* BEGIN *

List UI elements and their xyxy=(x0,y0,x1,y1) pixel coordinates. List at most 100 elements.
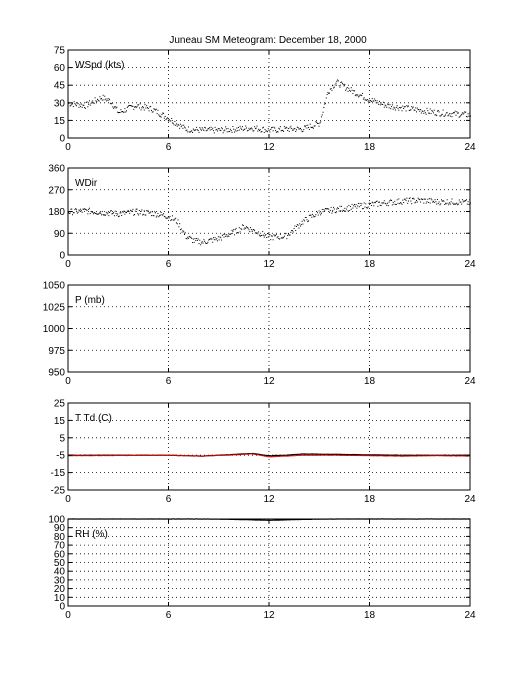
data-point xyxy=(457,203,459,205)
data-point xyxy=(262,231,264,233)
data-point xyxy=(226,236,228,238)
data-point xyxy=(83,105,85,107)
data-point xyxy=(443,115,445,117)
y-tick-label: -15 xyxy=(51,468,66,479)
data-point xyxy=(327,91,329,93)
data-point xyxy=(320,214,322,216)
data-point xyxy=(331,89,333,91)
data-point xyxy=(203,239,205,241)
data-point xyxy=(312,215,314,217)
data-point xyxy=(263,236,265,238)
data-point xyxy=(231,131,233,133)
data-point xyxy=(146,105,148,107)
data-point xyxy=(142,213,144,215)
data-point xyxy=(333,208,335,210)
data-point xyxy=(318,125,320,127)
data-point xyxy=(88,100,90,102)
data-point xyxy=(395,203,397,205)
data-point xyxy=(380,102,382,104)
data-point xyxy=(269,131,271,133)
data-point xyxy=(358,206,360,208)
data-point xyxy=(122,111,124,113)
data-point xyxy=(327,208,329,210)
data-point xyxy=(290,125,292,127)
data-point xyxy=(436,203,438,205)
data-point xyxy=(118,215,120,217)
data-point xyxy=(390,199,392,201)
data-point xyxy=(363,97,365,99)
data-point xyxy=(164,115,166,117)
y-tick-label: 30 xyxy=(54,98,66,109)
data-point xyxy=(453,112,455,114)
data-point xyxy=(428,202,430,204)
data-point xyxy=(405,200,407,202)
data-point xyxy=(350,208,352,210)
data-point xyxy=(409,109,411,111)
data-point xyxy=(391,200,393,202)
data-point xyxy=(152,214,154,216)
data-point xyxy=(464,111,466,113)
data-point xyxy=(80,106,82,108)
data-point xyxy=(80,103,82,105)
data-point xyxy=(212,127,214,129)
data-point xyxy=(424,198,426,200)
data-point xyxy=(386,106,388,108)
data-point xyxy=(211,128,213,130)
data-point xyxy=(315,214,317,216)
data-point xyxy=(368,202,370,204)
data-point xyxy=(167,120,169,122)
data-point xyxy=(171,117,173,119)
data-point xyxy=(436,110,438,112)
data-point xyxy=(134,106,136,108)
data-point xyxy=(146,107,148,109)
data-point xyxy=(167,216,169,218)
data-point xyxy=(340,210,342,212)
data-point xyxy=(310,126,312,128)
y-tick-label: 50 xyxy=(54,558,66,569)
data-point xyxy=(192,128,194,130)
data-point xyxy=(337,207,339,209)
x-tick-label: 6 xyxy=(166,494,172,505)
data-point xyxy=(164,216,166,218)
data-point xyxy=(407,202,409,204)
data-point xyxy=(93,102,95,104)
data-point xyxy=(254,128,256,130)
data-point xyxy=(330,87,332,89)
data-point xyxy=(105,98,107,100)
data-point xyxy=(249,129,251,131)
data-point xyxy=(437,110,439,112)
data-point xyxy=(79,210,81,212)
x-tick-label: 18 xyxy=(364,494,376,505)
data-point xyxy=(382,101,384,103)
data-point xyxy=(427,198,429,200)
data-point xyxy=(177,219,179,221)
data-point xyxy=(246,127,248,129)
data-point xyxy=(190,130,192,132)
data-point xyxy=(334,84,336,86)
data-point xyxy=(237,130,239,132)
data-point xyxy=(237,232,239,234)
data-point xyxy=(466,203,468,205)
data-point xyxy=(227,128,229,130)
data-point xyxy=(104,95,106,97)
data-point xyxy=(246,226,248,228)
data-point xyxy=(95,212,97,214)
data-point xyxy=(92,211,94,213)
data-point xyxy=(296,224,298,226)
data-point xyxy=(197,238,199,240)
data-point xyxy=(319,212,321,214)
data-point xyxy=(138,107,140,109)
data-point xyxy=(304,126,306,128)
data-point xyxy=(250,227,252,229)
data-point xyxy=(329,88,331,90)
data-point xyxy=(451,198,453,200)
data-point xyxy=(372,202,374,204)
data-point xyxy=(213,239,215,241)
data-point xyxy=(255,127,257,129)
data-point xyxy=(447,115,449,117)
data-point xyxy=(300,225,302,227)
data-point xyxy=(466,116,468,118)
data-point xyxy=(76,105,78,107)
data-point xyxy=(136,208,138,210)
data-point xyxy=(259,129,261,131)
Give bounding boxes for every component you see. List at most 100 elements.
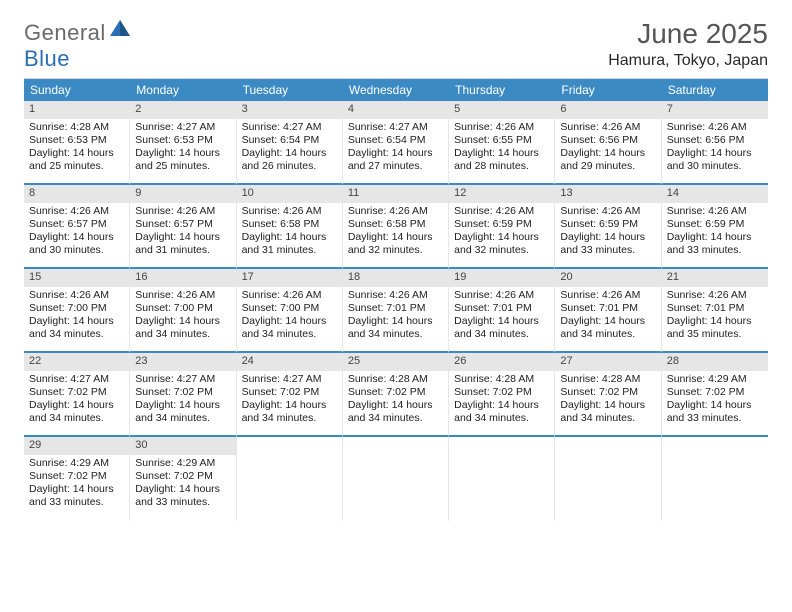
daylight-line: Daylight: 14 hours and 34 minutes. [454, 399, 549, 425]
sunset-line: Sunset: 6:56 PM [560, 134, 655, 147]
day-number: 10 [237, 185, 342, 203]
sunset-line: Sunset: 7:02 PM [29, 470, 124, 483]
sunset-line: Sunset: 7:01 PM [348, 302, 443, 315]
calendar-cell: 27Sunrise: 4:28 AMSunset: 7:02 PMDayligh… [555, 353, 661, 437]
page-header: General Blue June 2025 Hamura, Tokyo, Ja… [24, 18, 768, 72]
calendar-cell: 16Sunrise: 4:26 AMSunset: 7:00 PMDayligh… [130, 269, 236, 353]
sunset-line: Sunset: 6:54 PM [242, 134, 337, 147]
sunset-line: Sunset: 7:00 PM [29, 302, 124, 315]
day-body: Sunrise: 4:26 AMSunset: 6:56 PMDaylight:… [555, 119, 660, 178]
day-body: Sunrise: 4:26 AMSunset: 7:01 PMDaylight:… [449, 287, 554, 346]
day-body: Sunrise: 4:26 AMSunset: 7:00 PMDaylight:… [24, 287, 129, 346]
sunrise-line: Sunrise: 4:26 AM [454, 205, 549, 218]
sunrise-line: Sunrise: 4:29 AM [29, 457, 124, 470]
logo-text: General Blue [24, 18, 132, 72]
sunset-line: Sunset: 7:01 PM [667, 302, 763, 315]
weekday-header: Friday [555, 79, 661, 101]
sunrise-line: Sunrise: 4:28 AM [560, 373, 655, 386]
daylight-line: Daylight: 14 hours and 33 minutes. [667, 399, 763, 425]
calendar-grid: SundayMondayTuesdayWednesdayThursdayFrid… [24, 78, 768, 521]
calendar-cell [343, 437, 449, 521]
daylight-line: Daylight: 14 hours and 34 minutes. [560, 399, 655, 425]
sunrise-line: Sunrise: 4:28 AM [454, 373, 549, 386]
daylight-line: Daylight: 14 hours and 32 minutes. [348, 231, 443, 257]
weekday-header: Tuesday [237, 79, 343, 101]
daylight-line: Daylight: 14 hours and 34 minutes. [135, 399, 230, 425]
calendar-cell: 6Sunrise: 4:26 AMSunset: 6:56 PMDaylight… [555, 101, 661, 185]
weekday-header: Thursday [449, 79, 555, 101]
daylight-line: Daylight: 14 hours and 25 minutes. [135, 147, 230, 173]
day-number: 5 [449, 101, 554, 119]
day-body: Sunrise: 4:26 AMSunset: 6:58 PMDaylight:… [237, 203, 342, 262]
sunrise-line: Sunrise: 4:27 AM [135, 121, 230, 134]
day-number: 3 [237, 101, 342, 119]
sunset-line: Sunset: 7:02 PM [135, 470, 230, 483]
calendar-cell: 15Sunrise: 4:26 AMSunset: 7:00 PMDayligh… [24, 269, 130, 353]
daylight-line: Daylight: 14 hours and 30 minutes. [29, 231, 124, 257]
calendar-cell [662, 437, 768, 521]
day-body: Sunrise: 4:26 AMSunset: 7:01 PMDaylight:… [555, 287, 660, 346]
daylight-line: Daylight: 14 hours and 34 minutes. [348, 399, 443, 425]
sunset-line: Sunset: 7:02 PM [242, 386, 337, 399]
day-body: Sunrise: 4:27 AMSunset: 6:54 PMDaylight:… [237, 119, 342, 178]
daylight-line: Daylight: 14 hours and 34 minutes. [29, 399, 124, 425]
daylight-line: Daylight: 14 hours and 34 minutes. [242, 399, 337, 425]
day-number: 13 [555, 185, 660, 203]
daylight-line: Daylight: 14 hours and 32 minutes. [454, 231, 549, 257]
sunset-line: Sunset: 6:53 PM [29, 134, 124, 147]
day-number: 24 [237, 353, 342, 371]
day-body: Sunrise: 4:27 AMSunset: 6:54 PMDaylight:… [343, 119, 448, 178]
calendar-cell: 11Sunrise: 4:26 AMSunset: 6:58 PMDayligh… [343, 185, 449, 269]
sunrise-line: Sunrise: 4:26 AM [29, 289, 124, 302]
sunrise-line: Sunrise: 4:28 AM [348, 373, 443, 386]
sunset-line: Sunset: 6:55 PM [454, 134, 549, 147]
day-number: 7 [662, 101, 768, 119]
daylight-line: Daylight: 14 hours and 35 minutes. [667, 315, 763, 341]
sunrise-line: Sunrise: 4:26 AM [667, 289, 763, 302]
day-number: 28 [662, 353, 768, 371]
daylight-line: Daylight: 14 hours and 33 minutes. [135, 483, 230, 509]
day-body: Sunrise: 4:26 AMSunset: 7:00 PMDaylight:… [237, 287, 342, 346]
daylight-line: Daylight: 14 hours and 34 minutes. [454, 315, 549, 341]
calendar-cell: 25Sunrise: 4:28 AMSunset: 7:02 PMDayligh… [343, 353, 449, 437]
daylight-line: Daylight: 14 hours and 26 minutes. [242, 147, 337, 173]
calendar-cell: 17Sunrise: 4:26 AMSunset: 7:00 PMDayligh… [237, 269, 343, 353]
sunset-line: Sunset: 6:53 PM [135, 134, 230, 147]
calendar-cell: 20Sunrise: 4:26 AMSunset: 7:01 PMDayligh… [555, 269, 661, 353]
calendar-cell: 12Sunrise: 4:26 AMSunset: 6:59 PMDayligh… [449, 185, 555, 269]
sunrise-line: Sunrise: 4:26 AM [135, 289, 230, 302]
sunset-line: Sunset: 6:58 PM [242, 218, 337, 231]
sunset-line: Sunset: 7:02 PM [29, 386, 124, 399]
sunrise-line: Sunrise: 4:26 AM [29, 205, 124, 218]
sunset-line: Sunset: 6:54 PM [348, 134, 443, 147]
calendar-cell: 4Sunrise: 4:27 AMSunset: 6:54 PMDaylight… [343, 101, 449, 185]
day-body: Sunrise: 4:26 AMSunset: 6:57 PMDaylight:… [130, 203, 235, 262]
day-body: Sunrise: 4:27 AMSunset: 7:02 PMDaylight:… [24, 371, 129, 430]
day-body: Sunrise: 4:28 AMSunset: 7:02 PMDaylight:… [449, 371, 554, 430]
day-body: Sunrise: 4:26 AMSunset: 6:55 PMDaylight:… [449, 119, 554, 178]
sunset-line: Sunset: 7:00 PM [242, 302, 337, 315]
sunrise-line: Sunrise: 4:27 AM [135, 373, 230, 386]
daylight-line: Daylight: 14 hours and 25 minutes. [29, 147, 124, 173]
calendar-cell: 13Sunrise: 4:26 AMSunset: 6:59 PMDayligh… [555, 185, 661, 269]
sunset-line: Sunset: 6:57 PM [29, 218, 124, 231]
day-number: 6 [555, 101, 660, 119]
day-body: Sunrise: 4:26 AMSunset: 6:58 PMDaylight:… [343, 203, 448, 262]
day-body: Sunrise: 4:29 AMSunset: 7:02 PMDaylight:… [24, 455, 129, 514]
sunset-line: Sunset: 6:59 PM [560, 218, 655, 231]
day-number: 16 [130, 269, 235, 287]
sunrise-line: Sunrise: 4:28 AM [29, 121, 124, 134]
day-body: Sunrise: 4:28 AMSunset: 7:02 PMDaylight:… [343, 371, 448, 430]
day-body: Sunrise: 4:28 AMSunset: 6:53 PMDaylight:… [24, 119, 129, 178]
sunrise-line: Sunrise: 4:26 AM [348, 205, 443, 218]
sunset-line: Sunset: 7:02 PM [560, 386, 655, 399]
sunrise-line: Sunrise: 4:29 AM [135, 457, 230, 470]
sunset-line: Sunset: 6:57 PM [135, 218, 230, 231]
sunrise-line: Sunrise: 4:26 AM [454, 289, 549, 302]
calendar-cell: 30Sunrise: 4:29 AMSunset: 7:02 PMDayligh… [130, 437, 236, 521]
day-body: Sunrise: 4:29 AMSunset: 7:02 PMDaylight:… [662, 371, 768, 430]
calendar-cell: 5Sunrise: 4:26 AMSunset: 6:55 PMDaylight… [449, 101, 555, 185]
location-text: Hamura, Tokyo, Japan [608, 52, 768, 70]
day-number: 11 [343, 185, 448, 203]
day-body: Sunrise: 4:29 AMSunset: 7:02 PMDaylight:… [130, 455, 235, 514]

* END *

Copy the data word for word from the line with "data-point xyxy=(457,203,459,205)" to the line with "data-point xyxy=(290,125,292,127)", both included.

### Answer to this exercise
data-point xyxy=(457,203,459,205)
data-point xyxy=(262,231,264,233)
data-point xyxy=(226,236,228,238)
data-point xyxy=(83,105,85,107)
data-point xyxy=(443,115,445,117)
y-tick-label: -15 xyxy=(51,468,66,479)
data-point xyxy=(327,91,329,93)
data-point xyxy=(320,214,322,216)
data-point xyxy=(331,89,333,91)
data-point xyxy=(203,239,205,241)
data-point xyxy=(312,215,314,217)
data-point xyxy=(263,236,265,238)
data-point xyxy=(231,131,233,133)
data-point xyxy=(146,105,148,107)
data-point xyxy=(142,213,144,215)
data-point xyxy=(333,208,335,210)
data-point xyxy=(318,125,320,127)
data-point xyxy=(88,100,90,102)
data-point xyxy=(395,203,397,205)
data-point xyxy=(380,102,382,104)
data-point xyxy=(269,131,271,133)
data-point xyxy=(358,206,360,208)
data-point xyxy=(122,111,124,113)
data-point xyxy=(327,208,329,210)
data-point xyxy=(290,125,292,127)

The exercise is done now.